Problem to solve » Look through the records below, and copy out every line that holds the string "need".

Task inputs »
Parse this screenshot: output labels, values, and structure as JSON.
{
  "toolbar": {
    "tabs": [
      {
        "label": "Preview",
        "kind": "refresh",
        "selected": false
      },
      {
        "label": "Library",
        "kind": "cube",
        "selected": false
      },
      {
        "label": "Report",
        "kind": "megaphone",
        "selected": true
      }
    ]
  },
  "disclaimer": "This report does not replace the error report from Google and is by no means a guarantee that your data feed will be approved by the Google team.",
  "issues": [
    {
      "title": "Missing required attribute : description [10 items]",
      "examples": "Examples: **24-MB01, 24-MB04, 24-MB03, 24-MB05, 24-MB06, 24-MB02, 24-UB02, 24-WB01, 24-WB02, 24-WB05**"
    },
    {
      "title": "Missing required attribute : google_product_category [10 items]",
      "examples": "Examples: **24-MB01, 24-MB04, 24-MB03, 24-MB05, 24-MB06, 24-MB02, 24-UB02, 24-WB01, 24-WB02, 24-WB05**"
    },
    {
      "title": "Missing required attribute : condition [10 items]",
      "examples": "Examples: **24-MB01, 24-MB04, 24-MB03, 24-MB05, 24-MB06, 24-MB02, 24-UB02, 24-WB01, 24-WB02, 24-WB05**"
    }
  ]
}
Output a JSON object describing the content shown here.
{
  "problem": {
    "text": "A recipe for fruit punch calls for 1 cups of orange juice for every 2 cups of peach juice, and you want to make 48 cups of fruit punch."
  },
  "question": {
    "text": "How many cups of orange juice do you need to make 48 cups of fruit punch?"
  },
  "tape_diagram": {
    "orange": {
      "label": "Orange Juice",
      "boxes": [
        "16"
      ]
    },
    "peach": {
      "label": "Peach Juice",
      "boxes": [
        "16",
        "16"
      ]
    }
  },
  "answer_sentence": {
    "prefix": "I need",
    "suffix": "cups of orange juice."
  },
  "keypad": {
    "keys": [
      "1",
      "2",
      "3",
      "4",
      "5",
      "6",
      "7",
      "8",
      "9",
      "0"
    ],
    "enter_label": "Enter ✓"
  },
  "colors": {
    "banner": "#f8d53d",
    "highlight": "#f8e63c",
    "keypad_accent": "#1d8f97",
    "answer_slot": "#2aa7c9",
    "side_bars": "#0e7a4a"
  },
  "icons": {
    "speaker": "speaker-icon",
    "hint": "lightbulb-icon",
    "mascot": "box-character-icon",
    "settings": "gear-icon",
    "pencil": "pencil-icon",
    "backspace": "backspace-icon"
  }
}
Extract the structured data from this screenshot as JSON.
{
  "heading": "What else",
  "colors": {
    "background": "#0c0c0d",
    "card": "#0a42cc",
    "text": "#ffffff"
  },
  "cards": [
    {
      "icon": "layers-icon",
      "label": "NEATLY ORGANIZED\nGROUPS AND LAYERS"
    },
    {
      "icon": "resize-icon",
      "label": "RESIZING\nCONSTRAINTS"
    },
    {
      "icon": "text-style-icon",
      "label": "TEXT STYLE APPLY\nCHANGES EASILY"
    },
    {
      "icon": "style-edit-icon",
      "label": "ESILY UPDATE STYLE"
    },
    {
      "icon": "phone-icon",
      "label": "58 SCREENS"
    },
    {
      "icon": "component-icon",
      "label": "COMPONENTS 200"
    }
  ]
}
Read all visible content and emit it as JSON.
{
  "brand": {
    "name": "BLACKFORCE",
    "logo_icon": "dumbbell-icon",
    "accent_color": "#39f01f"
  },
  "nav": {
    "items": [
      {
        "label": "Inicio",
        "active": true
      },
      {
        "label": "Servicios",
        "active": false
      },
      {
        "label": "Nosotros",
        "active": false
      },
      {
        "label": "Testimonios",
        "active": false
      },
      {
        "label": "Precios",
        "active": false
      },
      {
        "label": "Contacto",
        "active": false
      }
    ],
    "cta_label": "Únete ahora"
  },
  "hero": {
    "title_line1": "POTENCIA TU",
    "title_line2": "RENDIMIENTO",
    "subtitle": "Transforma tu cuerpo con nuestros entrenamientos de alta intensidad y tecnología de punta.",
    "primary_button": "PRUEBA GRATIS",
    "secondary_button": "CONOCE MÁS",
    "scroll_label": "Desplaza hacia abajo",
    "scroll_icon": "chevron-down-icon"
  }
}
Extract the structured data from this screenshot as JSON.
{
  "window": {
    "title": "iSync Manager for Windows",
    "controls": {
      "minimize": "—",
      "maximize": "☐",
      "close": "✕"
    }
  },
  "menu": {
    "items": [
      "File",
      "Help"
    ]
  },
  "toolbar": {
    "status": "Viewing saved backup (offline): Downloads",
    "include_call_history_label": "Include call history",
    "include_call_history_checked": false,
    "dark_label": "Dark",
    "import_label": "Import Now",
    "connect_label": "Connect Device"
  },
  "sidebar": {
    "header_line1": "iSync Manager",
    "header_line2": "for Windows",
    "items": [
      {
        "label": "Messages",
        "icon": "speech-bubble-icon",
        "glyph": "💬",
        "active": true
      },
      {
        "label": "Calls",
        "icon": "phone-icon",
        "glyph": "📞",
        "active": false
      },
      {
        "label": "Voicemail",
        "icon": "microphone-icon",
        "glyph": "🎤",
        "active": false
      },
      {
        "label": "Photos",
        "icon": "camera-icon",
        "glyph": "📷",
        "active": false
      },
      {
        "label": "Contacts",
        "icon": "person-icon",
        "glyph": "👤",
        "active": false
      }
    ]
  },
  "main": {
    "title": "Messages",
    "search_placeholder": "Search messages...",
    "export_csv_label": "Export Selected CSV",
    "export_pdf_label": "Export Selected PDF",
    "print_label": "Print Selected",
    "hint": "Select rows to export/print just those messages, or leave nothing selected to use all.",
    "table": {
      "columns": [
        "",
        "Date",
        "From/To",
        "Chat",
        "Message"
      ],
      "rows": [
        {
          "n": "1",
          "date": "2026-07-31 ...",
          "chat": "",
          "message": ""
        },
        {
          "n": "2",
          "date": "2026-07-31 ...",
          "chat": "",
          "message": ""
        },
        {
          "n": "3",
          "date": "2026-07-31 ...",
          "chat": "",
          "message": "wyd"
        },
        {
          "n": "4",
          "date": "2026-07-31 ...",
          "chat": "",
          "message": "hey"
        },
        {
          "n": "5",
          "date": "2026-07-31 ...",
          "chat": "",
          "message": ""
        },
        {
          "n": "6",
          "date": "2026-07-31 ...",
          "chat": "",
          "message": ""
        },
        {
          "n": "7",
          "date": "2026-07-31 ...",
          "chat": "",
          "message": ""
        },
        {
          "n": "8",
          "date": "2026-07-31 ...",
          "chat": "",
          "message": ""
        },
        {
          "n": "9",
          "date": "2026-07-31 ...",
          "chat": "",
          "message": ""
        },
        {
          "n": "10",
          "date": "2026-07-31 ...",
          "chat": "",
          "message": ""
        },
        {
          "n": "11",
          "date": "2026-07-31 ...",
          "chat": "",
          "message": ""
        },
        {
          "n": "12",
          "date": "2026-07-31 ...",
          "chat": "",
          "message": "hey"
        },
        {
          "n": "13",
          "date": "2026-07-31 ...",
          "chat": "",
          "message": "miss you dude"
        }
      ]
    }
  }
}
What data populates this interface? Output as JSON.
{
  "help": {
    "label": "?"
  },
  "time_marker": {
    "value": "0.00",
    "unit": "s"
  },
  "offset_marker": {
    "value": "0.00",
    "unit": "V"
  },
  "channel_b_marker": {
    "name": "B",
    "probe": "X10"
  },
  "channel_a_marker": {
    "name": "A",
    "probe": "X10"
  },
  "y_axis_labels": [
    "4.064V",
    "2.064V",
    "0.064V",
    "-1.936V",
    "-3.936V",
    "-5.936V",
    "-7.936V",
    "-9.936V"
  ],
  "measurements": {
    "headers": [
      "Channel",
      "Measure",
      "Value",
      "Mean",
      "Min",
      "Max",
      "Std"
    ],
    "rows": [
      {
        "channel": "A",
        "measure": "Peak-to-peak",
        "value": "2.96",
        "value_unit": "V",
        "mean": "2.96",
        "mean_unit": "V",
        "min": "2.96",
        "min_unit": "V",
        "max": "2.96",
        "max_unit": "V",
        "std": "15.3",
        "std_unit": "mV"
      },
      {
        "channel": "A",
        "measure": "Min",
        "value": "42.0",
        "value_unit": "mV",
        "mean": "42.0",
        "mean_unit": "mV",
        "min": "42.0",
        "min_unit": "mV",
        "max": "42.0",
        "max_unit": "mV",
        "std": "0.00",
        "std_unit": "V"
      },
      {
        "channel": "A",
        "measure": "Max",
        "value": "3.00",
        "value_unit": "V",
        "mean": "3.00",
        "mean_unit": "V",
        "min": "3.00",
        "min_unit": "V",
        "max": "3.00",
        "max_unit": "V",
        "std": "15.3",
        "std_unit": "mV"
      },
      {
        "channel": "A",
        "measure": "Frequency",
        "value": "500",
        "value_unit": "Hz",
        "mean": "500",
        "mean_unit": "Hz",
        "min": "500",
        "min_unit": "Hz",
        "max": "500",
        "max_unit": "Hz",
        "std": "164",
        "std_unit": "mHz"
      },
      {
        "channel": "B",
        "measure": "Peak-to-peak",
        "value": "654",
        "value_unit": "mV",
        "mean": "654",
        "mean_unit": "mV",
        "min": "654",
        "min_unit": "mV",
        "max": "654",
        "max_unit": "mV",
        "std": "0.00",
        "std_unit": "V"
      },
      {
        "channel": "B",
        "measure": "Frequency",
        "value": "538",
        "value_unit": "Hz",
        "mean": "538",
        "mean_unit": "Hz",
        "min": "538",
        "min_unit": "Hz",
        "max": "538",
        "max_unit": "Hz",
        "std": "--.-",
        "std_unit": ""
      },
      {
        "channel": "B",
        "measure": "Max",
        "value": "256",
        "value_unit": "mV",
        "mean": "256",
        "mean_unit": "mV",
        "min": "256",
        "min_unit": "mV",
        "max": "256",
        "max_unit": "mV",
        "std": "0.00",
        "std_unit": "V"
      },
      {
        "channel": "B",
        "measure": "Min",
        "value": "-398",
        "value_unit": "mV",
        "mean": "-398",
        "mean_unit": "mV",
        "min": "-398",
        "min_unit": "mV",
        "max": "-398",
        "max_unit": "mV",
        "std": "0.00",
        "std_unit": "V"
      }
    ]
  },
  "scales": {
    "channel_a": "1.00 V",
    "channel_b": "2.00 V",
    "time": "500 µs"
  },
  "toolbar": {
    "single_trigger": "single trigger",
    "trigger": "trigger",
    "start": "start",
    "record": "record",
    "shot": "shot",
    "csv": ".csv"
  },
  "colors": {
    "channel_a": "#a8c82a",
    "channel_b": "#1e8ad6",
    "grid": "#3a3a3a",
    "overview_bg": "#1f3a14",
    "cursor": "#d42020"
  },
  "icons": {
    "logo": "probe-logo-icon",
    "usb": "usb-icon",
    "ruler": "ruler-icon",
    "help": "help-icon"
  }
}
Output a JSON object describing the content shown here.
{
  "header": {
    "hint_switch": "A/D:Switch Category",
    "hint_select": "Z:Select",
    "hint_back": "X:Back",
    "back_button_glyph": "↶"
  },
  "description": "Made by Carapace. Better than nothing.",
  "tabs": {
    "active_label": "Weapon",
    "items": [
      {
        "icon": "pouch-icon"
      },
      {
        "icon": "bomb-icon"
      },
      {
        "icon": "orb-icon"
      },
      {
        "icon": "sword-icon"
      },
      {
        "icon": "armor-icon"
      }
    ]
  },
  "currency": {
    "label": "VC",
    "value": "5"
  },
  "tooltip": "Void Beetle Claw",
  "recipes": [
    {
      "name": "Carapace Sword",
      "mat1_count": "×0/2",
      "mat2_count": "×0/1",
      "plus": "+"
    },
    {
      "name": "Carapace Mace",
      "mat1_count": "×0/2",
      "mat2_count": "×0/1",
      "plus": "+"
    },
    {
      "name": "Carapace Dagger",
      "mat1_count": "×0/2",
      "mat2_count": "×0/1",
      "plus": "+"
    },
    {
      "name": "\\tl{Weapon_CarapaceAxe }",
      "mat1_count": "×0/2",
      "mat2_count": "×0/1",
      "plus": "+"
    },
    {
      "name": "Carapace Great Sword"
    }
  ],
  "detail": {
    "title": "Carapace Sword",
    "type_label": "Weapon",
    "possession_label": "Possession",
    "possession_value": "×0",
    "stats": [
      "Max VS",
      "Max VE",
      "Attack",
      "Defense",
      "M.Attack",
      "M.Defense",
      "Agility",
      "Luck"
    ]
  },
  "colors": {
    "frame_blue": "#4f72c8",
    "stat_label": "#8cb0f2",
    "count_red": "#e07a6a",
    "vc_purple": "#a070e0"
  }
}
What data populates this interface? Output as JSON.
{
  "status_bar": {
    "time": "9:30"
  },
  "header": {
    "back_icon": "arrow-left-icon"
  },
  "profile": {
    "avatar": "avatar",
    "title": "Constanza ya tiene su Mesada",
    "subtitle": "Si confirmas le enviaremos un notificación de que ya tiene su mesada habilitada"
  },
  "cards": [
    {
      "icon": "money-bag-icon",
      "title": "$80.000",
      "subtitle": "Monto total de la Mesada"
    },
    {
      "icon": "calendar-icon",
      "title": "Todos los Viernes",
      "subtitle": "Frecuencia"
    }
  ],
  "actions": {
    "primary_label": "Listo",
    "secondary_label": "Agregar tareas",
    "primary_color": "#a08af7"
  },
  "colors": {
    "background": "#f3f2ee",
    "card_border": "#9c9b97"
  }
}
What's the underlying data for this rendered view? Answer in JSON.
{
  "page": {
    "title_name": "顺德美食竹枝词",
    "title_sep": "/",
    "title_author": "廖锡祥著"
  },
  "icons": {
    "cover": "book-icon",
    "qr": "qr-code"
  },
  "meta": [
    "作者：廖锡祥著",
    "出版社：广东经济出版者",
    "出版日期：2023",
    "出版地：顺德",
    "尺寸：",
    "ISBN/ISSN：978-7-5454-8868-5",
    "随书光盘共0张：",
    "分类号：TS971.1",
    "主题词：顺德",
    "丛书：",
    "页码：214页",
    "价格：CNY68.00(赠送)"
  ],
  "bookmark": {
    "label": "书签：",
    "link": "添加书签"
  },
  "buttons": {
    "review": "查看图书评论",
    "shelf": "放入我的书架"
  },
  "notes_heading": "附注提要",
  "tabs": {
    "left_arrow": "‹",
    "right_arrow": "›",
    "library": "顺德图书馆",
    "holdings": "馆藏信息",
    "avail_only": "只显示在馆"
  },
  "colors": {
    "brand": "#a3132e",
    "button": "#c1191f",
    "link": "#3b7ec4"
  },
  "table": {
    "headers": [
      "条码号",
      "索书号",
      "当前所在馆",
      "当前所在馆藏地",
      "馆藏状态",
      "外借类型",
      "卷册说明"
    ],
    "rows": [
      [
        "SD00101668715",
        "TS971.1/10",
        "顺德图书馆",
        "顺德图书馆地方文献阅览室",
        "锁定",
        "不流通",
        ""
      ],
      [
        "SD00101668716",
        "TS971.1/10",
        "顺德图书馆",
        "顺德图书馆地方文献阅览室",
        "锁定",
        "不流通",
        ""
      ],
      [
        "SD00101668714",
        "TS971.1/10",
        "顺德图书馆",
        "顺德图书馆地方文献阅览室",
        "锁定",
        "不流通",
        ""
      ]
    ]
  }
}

Expected output »
    "text": "How many cups of orange juice do you need to make 48 cups of fruit punch?"
    "prefix": "I need",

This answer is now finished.